— begin MATERIAL FOR THIS EXERCISE —
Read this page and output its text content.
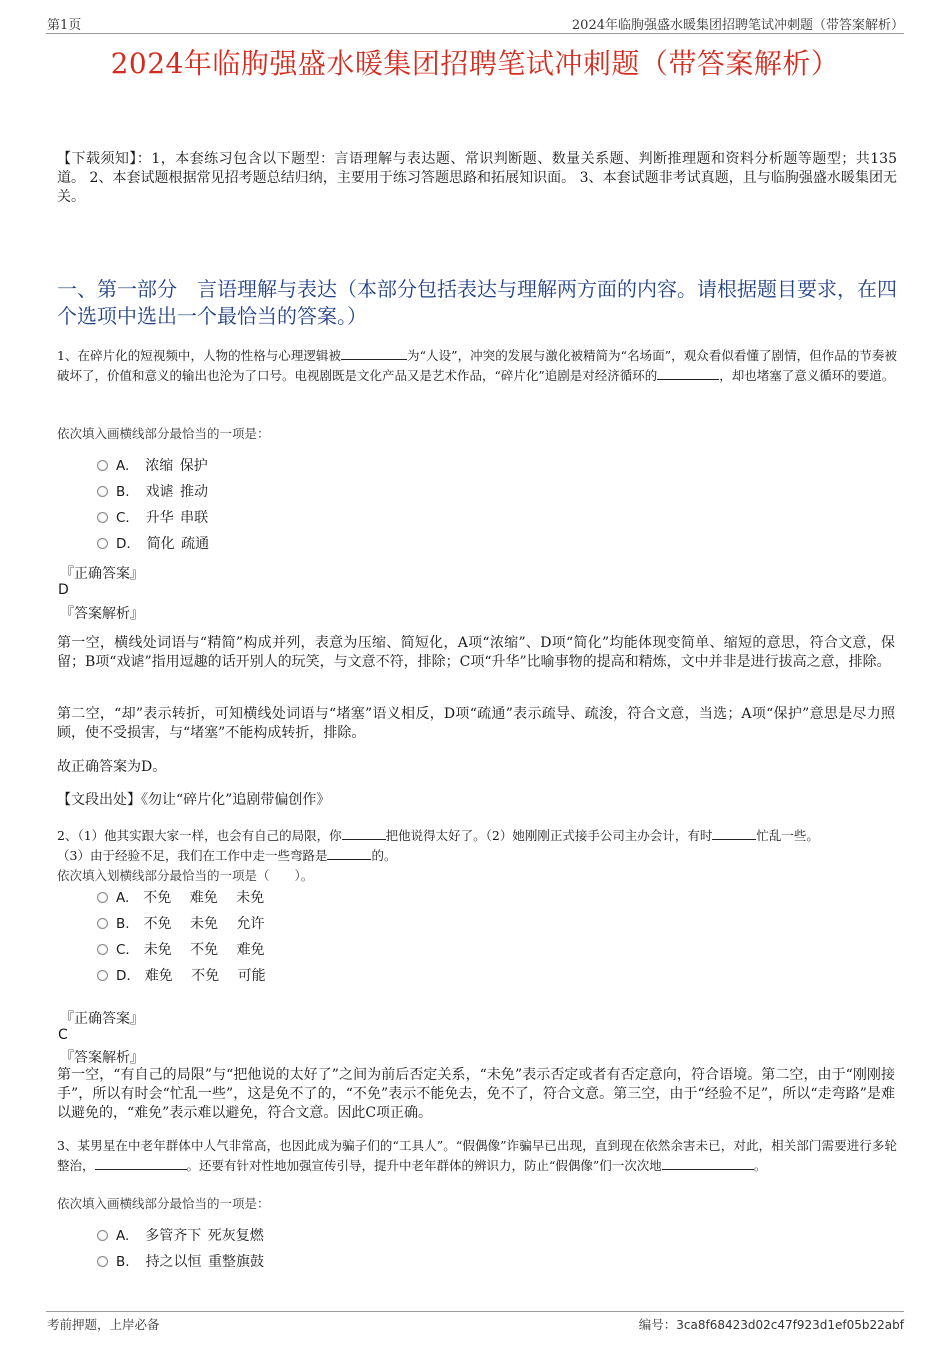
第1页	2024年临朐强盛水暖集团招聘笔试冲刺题（带答案解析）
2024年临朐强盛水暖集团招聘笔试冲刺题（带答案解析）
【下载须知】：1，本套练习包含以下题型：言语理解与表达题、常识判断题、数量关系题、判断推理题和资料分析题等题型；共135道。 2、本套试题根据常见招考题总结归纳，主要用于练习答题思路和拓展知识面。 3、本套试题非考试真题，且与临朐强盛水暖集团无关。
一、第一部分　言语理解与表达（本部分包括表达与理解两方面的内容。请根据题目要求，在四个选项中选出一个最恰当的答案。）
1、在碎片化的短视频中，人物的性格与心理逻辑被	为“人设”，冲突的发展与激化被精简为“名场面”，观众看似看懂了剧情，但作品的节奏被破坏了，价值和意义的输出也沦为了口号。电视剧既是文化产品又是艺术作品，“碎片化”追剧是对经济循环的	，却也堵塞了意义循环的要道。
依次填入画横线部分最恰当的一项是：
A. 浓缩 保护
B. 戏谑 推动
C. 升华 串联
D. 简化 疏通
『正确答案』
D
『答案解析』
第一空，横线处词语与“精简”构成并列，表意为压缩、简短化，A项“浓缩”、D项“简化”均能体现变简单、缩短的意思，符合文意，保留；B项“戏谑”指用逗趣的话开别人的玩笑，与文意不符，排除；C项“升华”比喻事物的提高和精炼，文中并非是进行拔高之意，排除。
第二空，“却”表示转折，可知横线处词语与“堵塞”语义相反，D项“疏通”表示疏导、疏浚，符合文意，当选；A项“保护”意思是尽力照顾，使不受损害，与“堵塞”不能构成转折，排除。
故正确答案为D。
【文段出处】《勿让“碎片化”追剧带偏创作》
2、（1）他其实跟大家一样，也会有自己的局限，你	把他说得太好了。（2）她刚刚正式接手公司主办会计，有时	忙乱一些。
（3）由于经验不足，我们在工作中走一些弯路是	的。
依次填入划横线部分最恰当的一项是（　　）。
A. 不免 难免 未免
B. 不免 未免 允许
C. 未免 不免 难免
D. 难免 不免 可能
『正确答案』
C
『答案解析』
第一空，“有自己的局限”与“把他说的太好了”之间为前后否定关系，“未免”表示否定或者有否定意向，符合语境。第二空，由于“刚刚接手”，所以有时会“忙乱一些”，这是免不了的，“不免”表示不能免去，免不了，符合文意。第三空，由于“经验不足”，所以“走弯路”是难以避免的，“难免”表示难以避免，符合文意。因此C项正确。
3、某男星在中老年群体中人气非常高，也因此成为骗子们的“工具人”。“假偶像”诈骗早已出现，直到现在依然余害未已，对此，相关部门需要进行多轮整治，	。还要有针对性地加强宣传引导，提升中老年群体的辨识力，防止“假偶像”们一次次地	。
依次填入画横线部分最恰当的一项是：
A. 多管齐下 死灰复燃
B. 持之以恒 重整旗鼓
考前押题，上岸必备	编号：3ca8f68423d02c47f923d1ef05b22abf
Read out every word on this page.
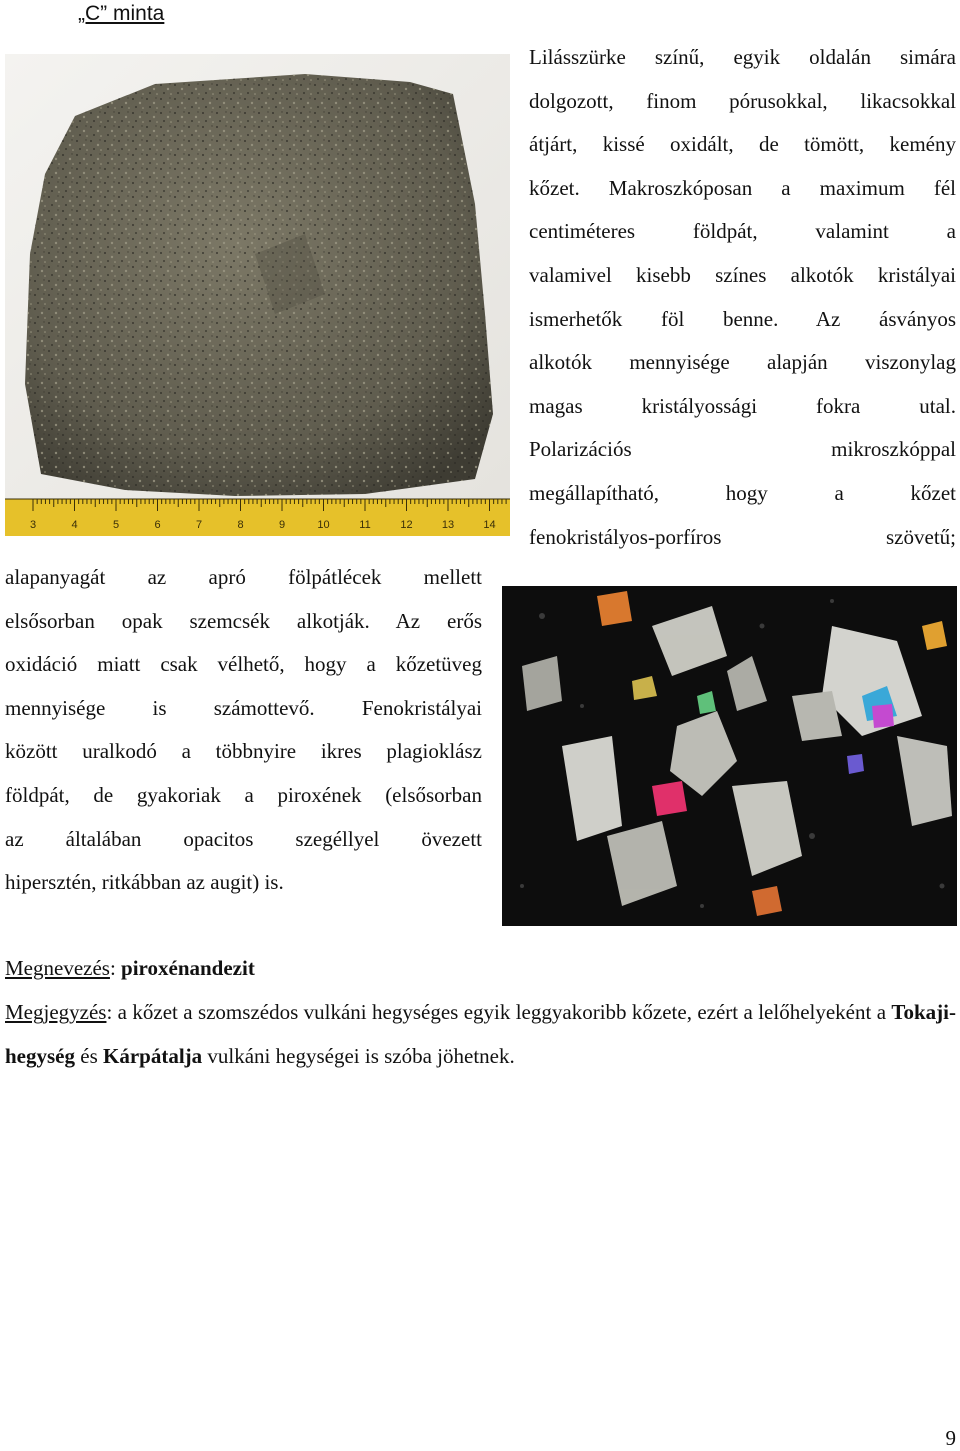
„C” minta
3	4	5	6	7	8	9	10	11	12	13	14

Lilásszürke színű, egyik oldalán simára
dolgozott, finom pórusokkal, likacsokkal
átjárt, kissé oxidált, de tömött, kemény
kőzet. Makroszkóposan a maximum fél
centiméteres földpát, valamint a
valamivel kisebb színes alkotók kristályai
ismerhetők föl benne. Az ásványos
alkotók mennyisége alapján viszonylag
magas kristályossági fokra utal.
Polarizációs mikroszkóppal
megállapítható, hogy a kőzet
fenokristályos-porfíros szövetű;

alapanyagát az apró fölpátlécek mellett
elsősorban opak szemcsék alkotják. Az erős
oxidáció miatt csak vélhető, hogy a kőzetüveg
mennyisége is számottevő. Fenokristályai
között uralkodó a többnyire ikres plagioklász
földpát, de gyakoriak a piroxének (elsősorban
az általában opacitos szegéllyel övezett
hipersztén, ritkábban az augit) is.

Megnevezés: piroxénandezit

Megjegyzés: a kőzet a szomszédos vulkáni hegységes egyik leggyakoribb kőzete, ezért a lelőhelyeként a Tokaji-hegység és Kárpátalja vulkáni hegységei is szóba jöhetnek.

9
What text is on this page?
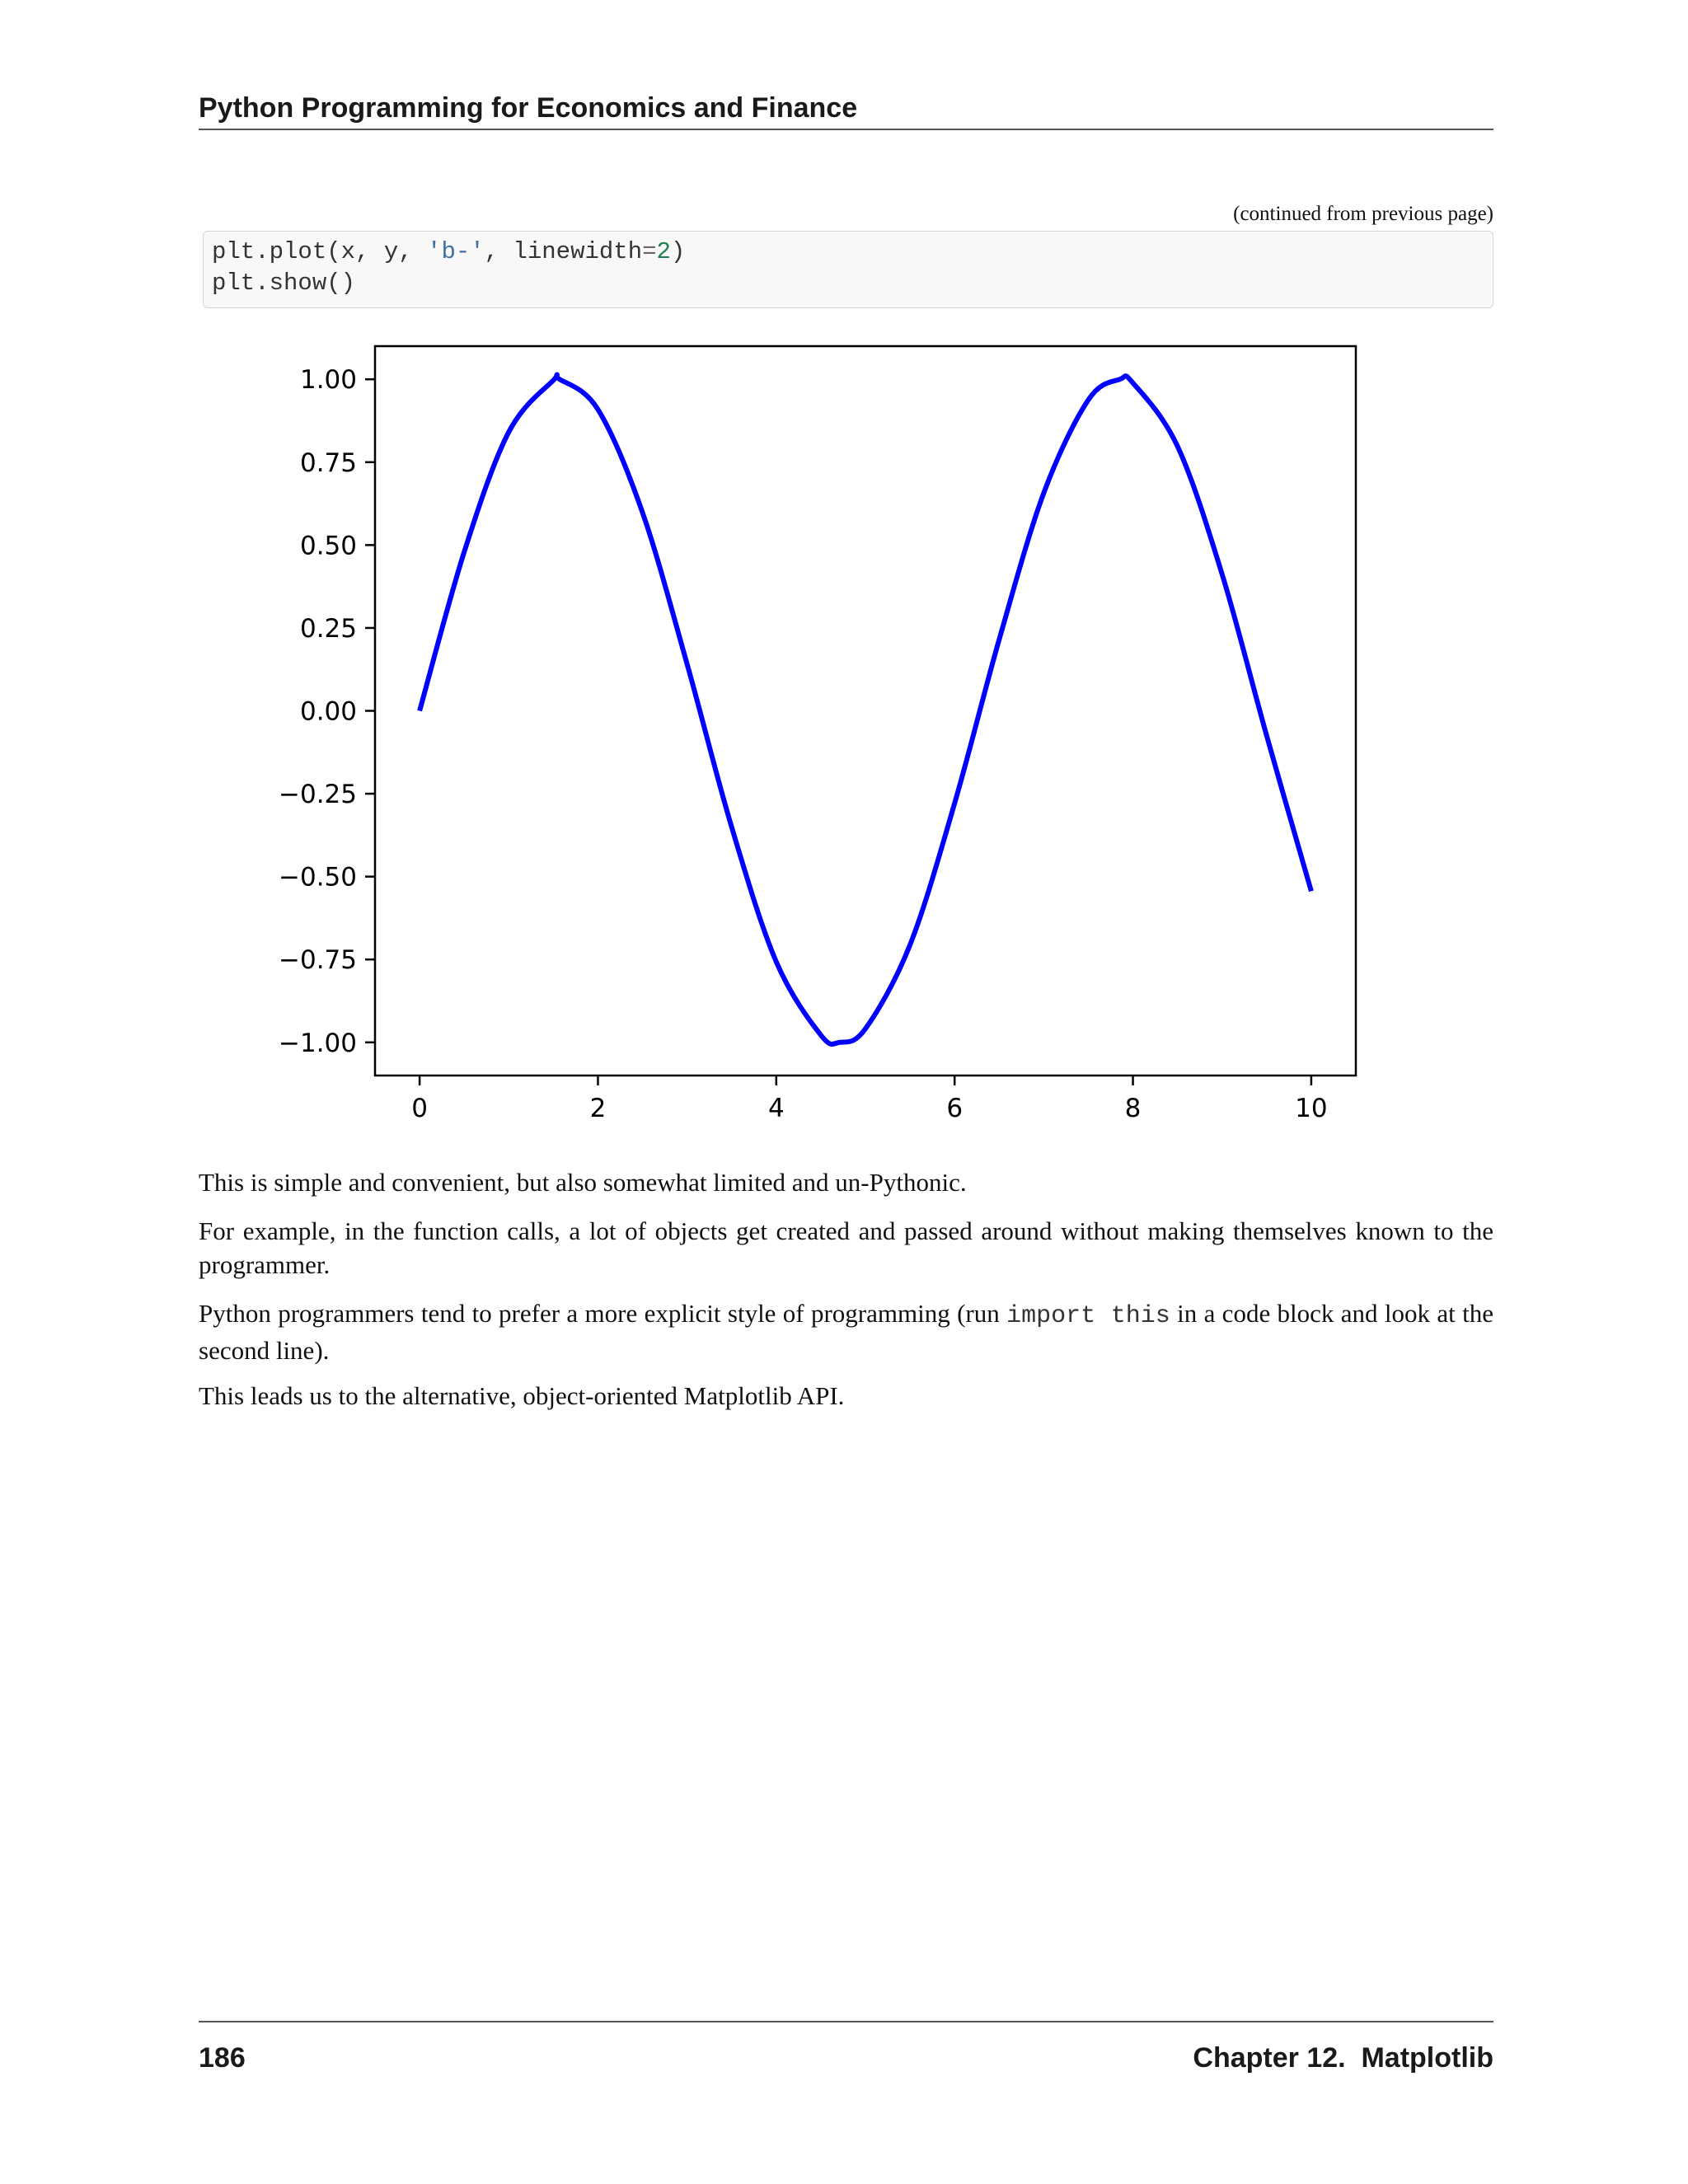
Python Programming for Economics and Finance
(continued from previous page)
plt.plot(x, y, 'b-', linewidth=2)
plt.show()
1.00
0.75
0.50
0.25
0.00
−0.25
−0.50
−0.75
−1.00
0	2	4	6	8	10
This is simple and convenient, but also somewhat limited and un-Pythonic.
For example, in the function calls, a lot of objects get created and passed around without making themselves known to the programmer.
Python programmers tend to prefer a more explicit style of programming (run import this in a code block and look at the second line).
This leads us to the alternative, object-oriented Matplotlib API.
186	Chapter 12.  Matplotlib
— end MATERIAL FOR THIS EXERCISE —
## TASK REQUIREMENTS:
From the listing, copy each line containing the word "alkotók".

## WORKED SOLUTION:
valamivel kisebb színes alkotók kristályai
alkotók mennyisége alapján viszonylag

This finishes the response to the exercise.